TASK PROMPT:
Write out all the lines again, precisely as they stand, but without the images.

▬▬▬▬▬▬

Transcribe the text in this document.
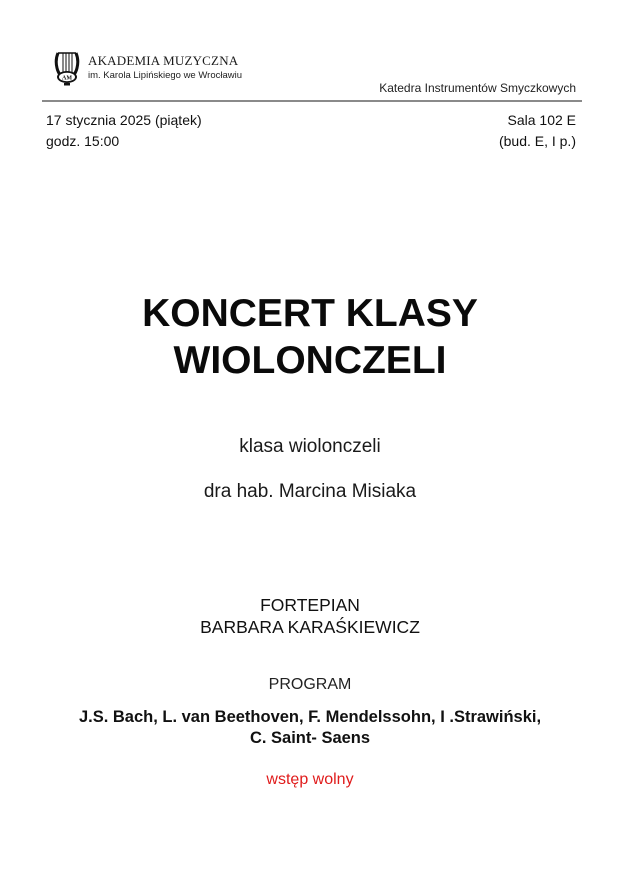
AM
AKADEMIA MUZYCZNA
im. Karola Lipińskiego we Wrocławiu
Katedra Instrumentów Smyczkowych
17 stycznia 2025 (piątek)
godz. 15:00
Sala 102 E
(bud. E, I p.)
KONCERT KLASY
WIOLONCZELI
klasa wiolonczeli
dra hab. Marcina Misiaka
FORTEPIAN
BARBARA KARAŚKIEWICZ
PROGRAM
J.S. Bach, L. van Beethoven, F. Mendelssohn, I .Strawiński,
C. Saint- Saens
wstęp wolny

▬▬▬▬▬▬

TASK RESULT:
Transcribe the text in this document.
AM
AKADEMIA MUZYCZNA
im. Karola Lipińskiego we Wrocławiu
Katedra Instrumentów Smyczkowych
17 stycznia 2025 (piątek)
godz. 15:00
Sala 102 E
(bud. E, I p.)
KONCERT KLASY
WIOLONCZELI
klasa wiolonczeli
dra hab. Marcina Misiaka
FORTEPIAN
BARBARA KARAŚKIEWICZ
PROGRAM
J.S. Bach, L. van Beethoven, F. Mendelssohn, I .Strawiński,
C. Saint- Saens
wstęp wolny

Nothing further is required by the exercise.